• Goal of the exercise:
In the lines below, find how many contain the word "xlabel" and report that figure alone.

** Begin Entries shown **

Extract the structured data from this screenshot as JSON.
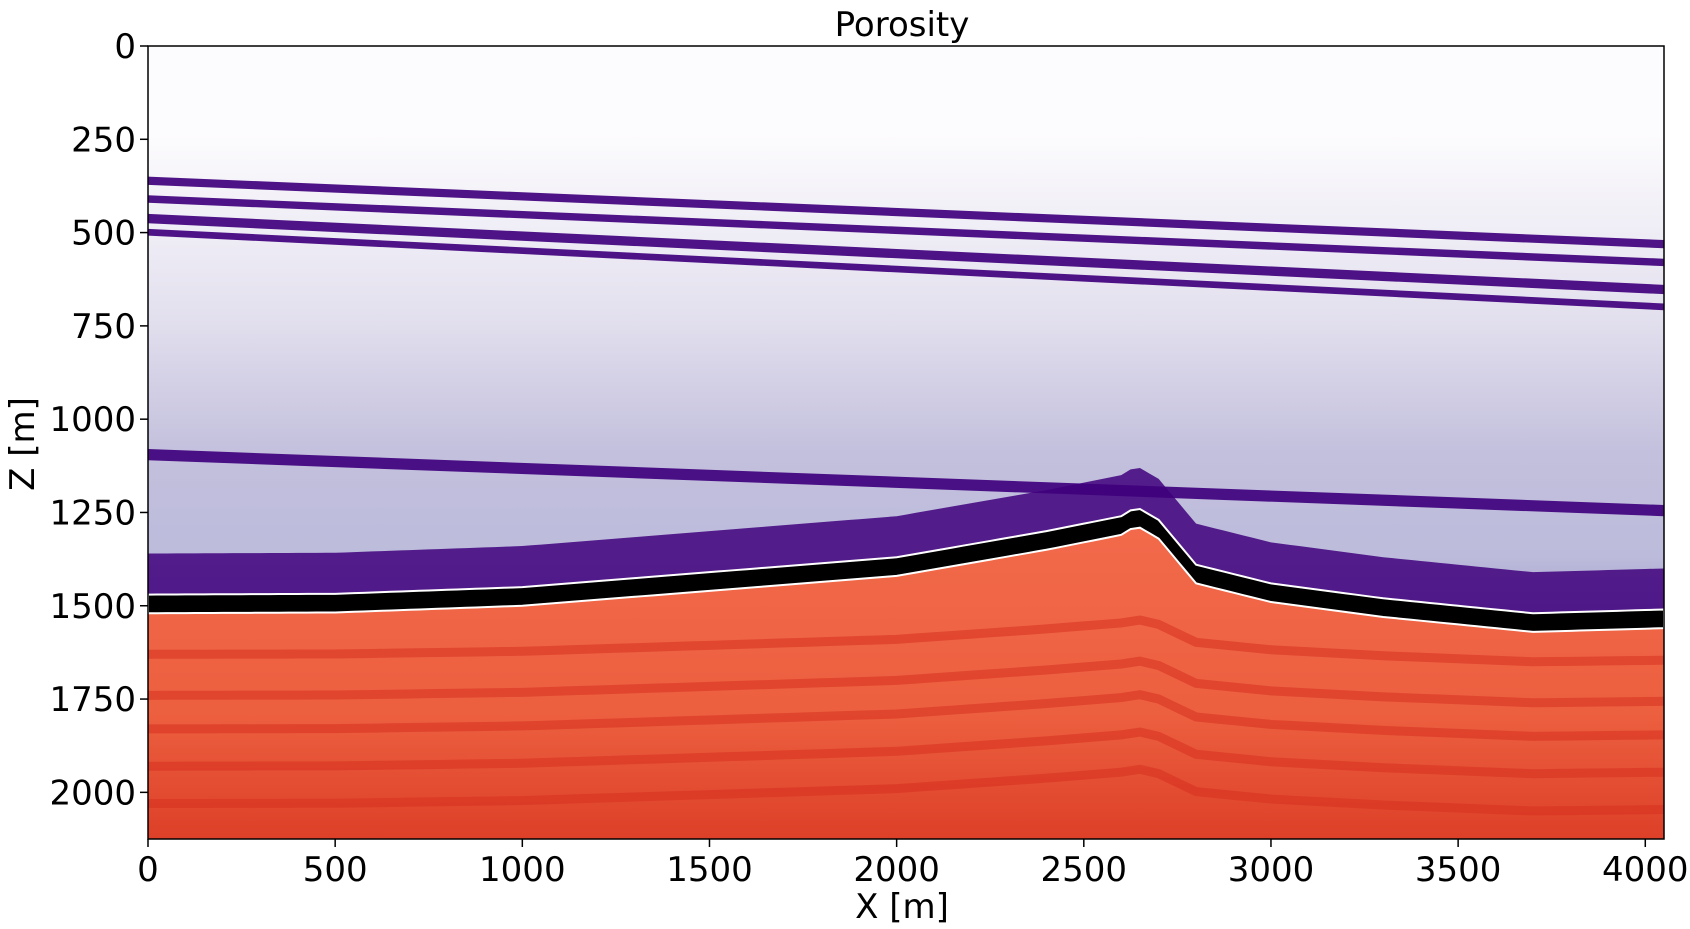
{
  "chart_data": {
    "type": "heatmap",
    "title": "Porosity",
    "xlabel": "X [m]",
    "ylabel": "Z [m]",
    "xlim": [
      0,
      4050
    ],
    "ylim": [
      2125,
      0
    ],
    "xticks": [
      0,
      500,
      1000,
      1500,
      2000,
      2500,
      3000,
      3500,
      4000
    ],
    "yticks": [
      0,
      250,
      500,
      750,
      1000,
      1250,
      1500,
      1750,
      2000
    ],
    "y_axis_inverted": true,
    "grid": false,
    "colormaps": {
      "overburden": "purples",
      "reservoir": "reds"
    },
    "colors": {
      "overburden_dark": "#3f007d",
      "overburden_mid": "#8e88c0",
      "overburden_light": "#efedf5",
      "seal_layer": "#000000",
      "reservoir_base": "#ef6548",
      "reservoir_dark": "#d7301f"
    },
    "water_bottom_depth": 240,
    "seal_top_horizon": {
      "x": [
        0,
        500,
        1000,
        1500,
        2000,
        2400,
        2600,
        2640,
        2700,
        2800,
        3000,
        3300,
        3700,
        4050
      ],
      "z": [
        1470,
        1468,
        1450,
        1410,
        1370,
        1300,
        1260,
        1235,
        1270,
        1390,
        1440,
        1480,
        1520,
        1510
      ]
    },
    "seal_thickness": 50,
    "bright_overburden_layers": [
      {
        "z_left": 350,
        "z_right": 520,
        "thickness": 22
      },
      {
        "z_left": 400,
        "z_right": 570,
        "thickness": 20
      },
      {
        "z_left": 450,
        "z_right": 640,
        "thickness": 25
      },
      {
        "z_left": 490,
        "z_right": 690,
        "thickness": 18
      },
      {
        "z_left": 1080,
        "z_right": 1230,
        "thickness": 30
      }
    ]
  }
}
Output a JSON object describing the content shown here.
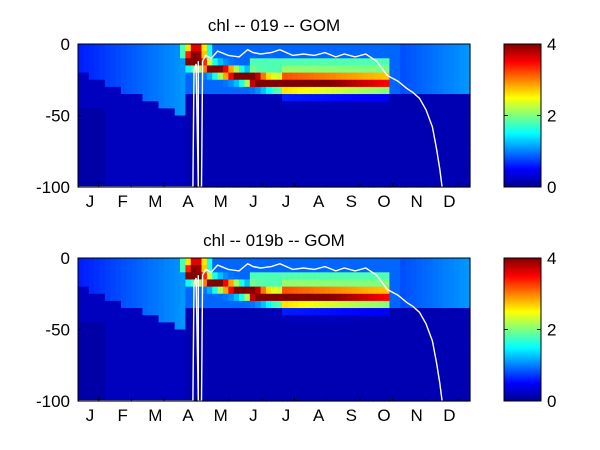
{
  "chart_data": [
    {
      "type": "heatmap",
      "title": "chl -- 019 -- GOM",
      "xlabel": "",
      "ylabel": "",
      "x_tick_labels": [
        "J",
        "F",
        "M",
        "A",
        "M",
        "J",
        "J",
        "A",
        "S",
        "O",
        "N",
        "D"
      ],
      "y_ticks": [
        0,
        -50,
        -100
      ],
      "y_tick_labels": [
        "0",
        "-50",
        "-100"
      ],
      "ylim": [
        -100,
        0
      ],
      "colorbar": {
        "ticks": [
          0,
          2,
          4
        ],
        "tick_labels": [
          "0",
          "2",
          "4"
        ],
        "clim": [
          0,
          4
        ],
        "colormap": "jet"
      },
      "dcm_trace": [
        {
          "day": 100,
          "depth": -12
        },
        {
          "day": 115,
          "depth": -14
        },
        {
          "day": 125,
          "depth": -17
        },
        {
          "day": 135,
          "depth": -19
        },
        {
          "day": 145,
          "depth": -21
        },
        {
          "day": 155,
          "depth": -23
        },
        {
          "day": 165,
          "depth": -25
        },
        {
          "day": 175,
          "depth": -27
        },
        {
          "day": 185,
          "depth": -28
        }
      ],
      "mixed_layer_depth": [
        {
          "day": 1,
          "depth": -100
        },
        {
          "day": 107,
          "depth": -100
        },
        {
          "day": 108,
          "depth": -18
        },
        {
          "day": 110,
          "depth": -14
        },
        {
          "day": 112,
          "depth": -100
        },
        {
          "day": 115,
          "depth": -100
        },
        {
          "day": 116,
          "depth": -12
        },
        {
          "day": 119,
          "depth": -8
        },
        {
          "day": 124,
          "depth": -10
        },
        {
          "day": 130,
          "depth": -5
        },
        {
          "day": 140,
          "depth": -8
        },
        {
          "day": 150,
          "depth": -9
        },
        {
          "day": 158,
          "depth": -4
        },
        {
          "day": 163,
          "depth": -6
        },
        {
          "day": 170,
          "depth": -7
        },
        {
          "day": 180,
          "depth": -6
        },
        {
          "day": 188,
          "depth": -4
        },
        {
          "day": 200,
          "depth": -8
        },
        {
          "day": 210,
          "depth": -7
        },
        {
          "day": 220,
          "depth": -8
        },
        {
          "day": 230,
          "depth": -6
        },
        {
          "day": 240,
          "depth": -9
        },
        {
          "day": 248,
          "depth": -7
        },
        {
          "day": 258,
          "depth": -9
        },
        {
          "day": 268,
          "depth": -7
        },
        {
          "day": 278,
          "depth": -12
        },
        {
          "day": 288,
          "depth": -22
        },
        {
          "day": 298,
          "depth": -26
        },
        {
          "day": 306,
          "depth": -31
        },
        {
          "day": 312,
          "depth": -34
        },
        {
          "day": 318,
          "depth": -38
        },
        {
          "day": 324,
          "depth": -46
        },
        {
          "day": 330,
          "depth": -58
        },
        {
          "day": 334,
          "depth": -74
        },
        {
          "day": 337,
          "depth": -88
        },
        {
          "day": 339,
          "depth": -100
        }
      ]
    },
    {
      "type": "heatmap",
      "title": "chl -- 019b -- GOM",
      "xlabel": "",
      "ylabel": "",
      "x_tick_labels": [
        "J",
        "F",
        "M",
        "A",
        "M",
        "J",
        "J",
        "A",
        "S",
        "O",
        "N",
        "D"
      ],
      "y_ticks": [
        0,
        -50,
        -100
      ],
      "y_tick_labels": [
        "0",
        "-50",
        "-100"
      ],
      "ylim": [
        -100,
        0
      ],
      "colorbar": {
        "ticks": [
          0,
          2,
          4
        ],
        "tick_labels": [
          "0",
          "2",
          "4"
        ],
        "clim": [
          0,
          4
        ],
        "colormap": "jet"
      },
      "dcm_trace": [
        {
          "day": 100,
          "depth": -12
        },
        {
          "day": 115,
          "depth": -14
        },
        {
          "day": 125,
          "depth": -17
        },
        {
          "day": 135,
          "depth": -19
        },
        {
          "day": 145,
          "depth": -21
        },
        {
          "day": 155,
          "depth": -23
        },
        {
          "day": 165,
          "depth": -25
        },
        {
          "day": 175,
          "depth": -27
        },
        {
          "day": 185,
          "depth": -28
        }
      ],
      "mixed_layer_depth": [
        {
          "day": 1,
          "depth": -100
        },
        {
          "day": 107,
          "depth": -100
        },
        {
          "day": 108,
          "depth": -18
        },
        {
          "day": 110,
          "depth": -14
        },
        {
          "day": 112,
          "depth": -100
        },
        {
          "day": 115,
          "depth": -100
        },
        {
          "day": 116,
          "depth": -12
        },
        {
          "day": 119,
          "depth": -8
        },
        {
          "day": 124,
          "depth": -10
        },
        {
          "day": 130,
          "depth": -5
        },
        {
          "day": 140,
          "depth": -8
        },
        {
          "day": 150,
          "depth": -9
        },
        {
          "day": 158,
          "depth": -4
        },
        {
          "day": 163,
          "depth": -6
        },
        {
          "day": 170,
          "depth": -7
        },
        {
          "day": 180,
          "depth": -6
        },
        {
          "day": 188,
          "depth": -4
        },
        {
          "day": 200,
          "depth": -8
        },
        {
          "day": 210,
          "depth": -7
        },
        {
          "day": 220,
          "depth": -8
        },
        {
          "day": 230,
          "depth": -6
        },
        {
          "day": 240,
          "depth": -9
        },
        {
          "day": 248,
          "depth": -7
        },
        {
          "day": 258,
          "depth": -9
        },
        {
          "day": 268,
          "depth": -7
        },
        {
          "day": 278,
          "depth": -12
        },
        {
          "day": 288,
          "depth": -22
        },
        {
          "day": 298,
          "depth": -26
        },
        {
          "day": 306,
          "depth": -31
        },
        {
          "day": 312,
          "depth": -34
        },
        {
          "day": 318,
          "depth": -38
        },
        {
          "day": 324,
          "depth": -46
        },
        {
          "day": 330,
          "depth": -58
        },
        {
          "day": 334,
          "depth": -74
        },
        {
          "day": 337,
          "depth": -88
        },
        {
          "day": 339,
          "depth": -100
        }
      ]
    }
  ]
}
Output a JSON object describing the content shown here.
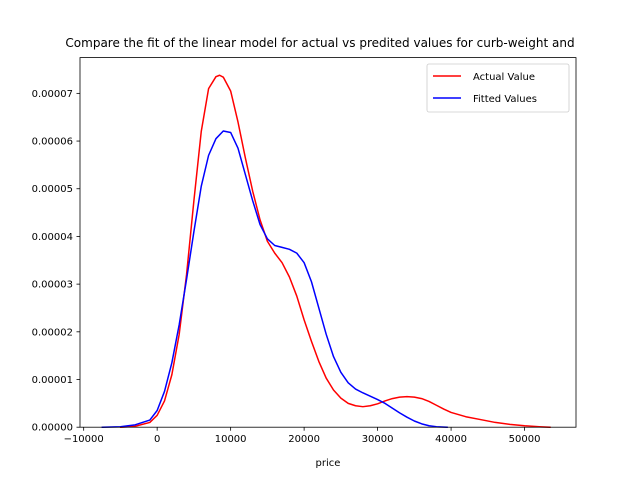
{
  "chart_data": {
    "type": "line",
    "title": "Compare the fit of the linear model for actual vs predited values for curb-weight and",
    "xlabel": "price",
    "ylabel": "",
    "xlim": [
      -10500,
      57000
    ],
    "ylim": [
      0,
      7.75e-05
    ],
    "x_ticks": [
      -10000,
      0,
      10000,
      20000,
      30000,
      40000,
      50000
    ],
    "x_tick_labels": [
      "−10000",
      "0",
      "10000",
      "20000",
      "30000",
      "40000",
      "50000"
    ],
    "y_ticks": [
      0,
      1e-05,
      2e-05,
      3e-05,
      4e-05,
      5e-05,
      6e-05,
      7e-05
    ],
    "y_tick_labels": [
      "0.00000",
      "0.00001",
      "0.00002",
      "0.00003",
      "0.00004",
      "0.00005",
      "0.00006",
      "0.00007"
    ],
    "grid": false,
    "legend_position": "top-right",
    "series": [
      {
        "name": "Actual Value",
        "color": "#ff0000",
        "points": [
          [
            -5000,
            0.0
          ],
          [
            -3000,
            2e-07
          ],
          [
            -1000,
            1e-06
          ],
          [
            0,
            2.5e-06
          ],
          [
            1000,
            5.5e-06
          ],
          [
            2000,
            1.1e-05
          ],
          [
            3000,
            1.95e-05
          ],
          [
            4000,
            3.2e-05
          ],
          [
            5000,
            4.75e-05
          ],
          [
            6000,
            6.2e-05
          ],
          [
            7000,
            7.1e-05
          ],
          [
            8000,
            7.35e-05
          ],
          [
            8500,
            7.38e-05
          ],
          [
            9000,
            7.34e-05
          ],
          [
            10000,
            7.05e-05
          ],
          [
            11000,
            6.4e-05
          ],
          [
            12000,
            5.65e-05
          ],
          [
            13000,
            4.95e-05
          ],
          [
            14000,
            4.35e-05
          ],
          [
            15000,
            3.9e-05
          ],
          [
            16000,
            3.65e-05
          ],
          [
            17000,
            3.45e-05
          ],
          [
            18000,
            3.15e-05
          ],
          [
            19000,
            2.75e-05
          ],
          [
            20000,
            2.25e-05
          ],
          [
            21000,
            1.8e-05
          ],
          [
            22000,
            1.38e-05
          ],
          [
            23000,
            1.03e-05
          ],
          [
            24000,
            7.8e-06
          ],
          [
            25000,
            6.1e-06
          ],
          [
            26000,
            5e-06
          ],
          [
            27000,
            4.5e-06
          ],
          [
            28000,
            4.3e-06
          ],
          [
            29000,
            4.5e-06
          ],
          [
            30000,
            4.9e-06
          ],
          [
            31000,
            5.5e-06
          ],
          [
            32000,
            6e-06
          ],
          [
            33000,
            6.3e-06
          ],
          [
            34000,
            6.4e-06
          ],
          [
            35000,
            6.3e-06
          ],
          [
            36000,
            6e-06
          ],
          [
            37000,
            5.4e-06
          ],
          [
            38000,
            4.6e-06
          ],
          [
            39000,
            3.8e-06
          ],
          [
            40000,
            3.1e-06
          ],
          [
            42000,
            2.2e-06
          ],
          [
            44000,
            1.6e-06
          ],
          [
            46000,
            1e-06
          ],
          [
            48000,
            6e-07
          ],
          [
            50000,
            3e-07
          ],
          [
            52000,
            1e-07
          ],
          [
            53500,
            0.0
          ]
        ]
      },
      {
        "name": "Fitted Values",
        "color": "#0000ff",
        "points": [
          [
            -7500,
            0.0
          ],
          [
            -5000,
            1e-07
          ],
          [
            -3000,
            5e-07
          ],
          [
            -1000,
            1.5e-06
          ],
          [
            0,
            3.5e-06
          ],
          [
            1000,
            7.5e-06
          ],
          [
            2000,
            1.35e-05
          ],
          [
            3000,
            2.15e-05
          ],
          [
            4000,
            3.1e-05
          ],
          [
            5000,
            4.1e-05
          ],
          [
            6000,
            5.05e-05
          ],
          [
            7000,
            5.7e-05
          ],
          [
            8000,
            6.05e-05
          ],
          [
            9000,
            6.21e-05
          ],
          [
            10000,
            6.18e-05
          ],
          [
            11000,
            5.85e-05
          ],
          [
            12000,
            5.3e-05
          ],
          [
            13000,
            4.75e-05
          ],
          [
            14000,
            4.25e-05
          ],
          [
            15000,
            3.95e-05
          ],
          [
            16000,
            3.81e-05
          ],
          [
            17000,
            3.77e-05
          ],
          [
            18000,
            3.73e-05
          ],
          [
            19000,
            3.65e-05
          ],
          [
            20000,
            3.45e-05
          ],
          [
            21000,
            3.05e-05
          ],
          [
            22000,
            2.5e-05
          ],
          [
            23000,
            1.95e-05
          ],
          [
            24000,
            1.48e-05
          ],
          [
            25000,
            1.15e-05
          ],
          [
            26000,
            9.3e-06
          ],
          [
            27000,
            8e-06
          ],
          [
            28000,
            7.2e-06
          ],
          [
            29000,
            6.5e-06
          ],
          [
            30000,
            5.8e-06
          ],
          [
            31000,
            5e-06
          ],
          [
            32000,
            4e-06
          ],
          [
            33000,
            3e-06
          ],
          [
            34000,
            2.1e-06
          ],
          [
            35000,
            1.3e-06
          ],
          [
            36000,
            7e-07
          ],
          [
            37000,
            3e-07
          ],
          [
            38000,
            1e-07
          ],
          [
            39500,
            0.0
          ]
        ]
      }
    ]
  }
}
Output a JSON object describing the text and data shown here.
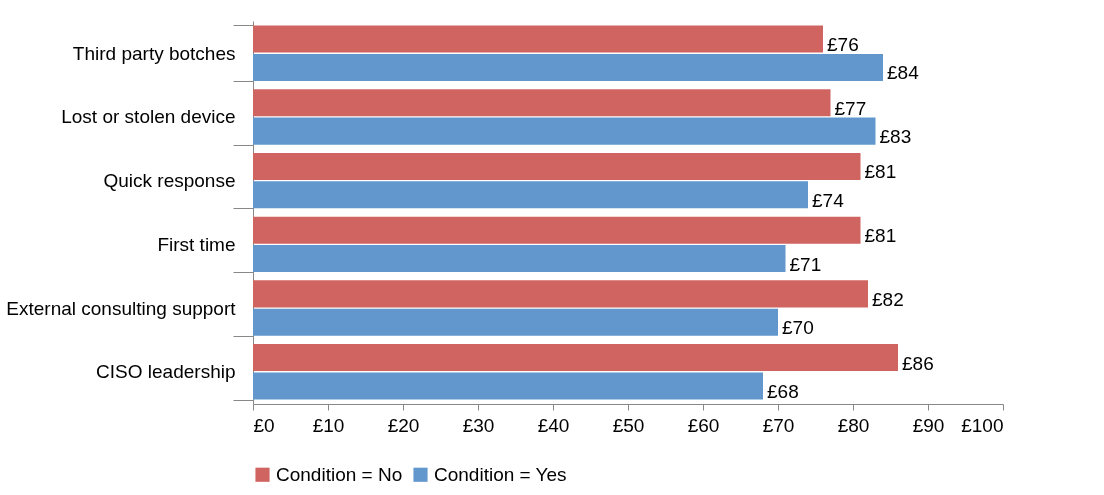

** End Entries shown **

• Answer:
4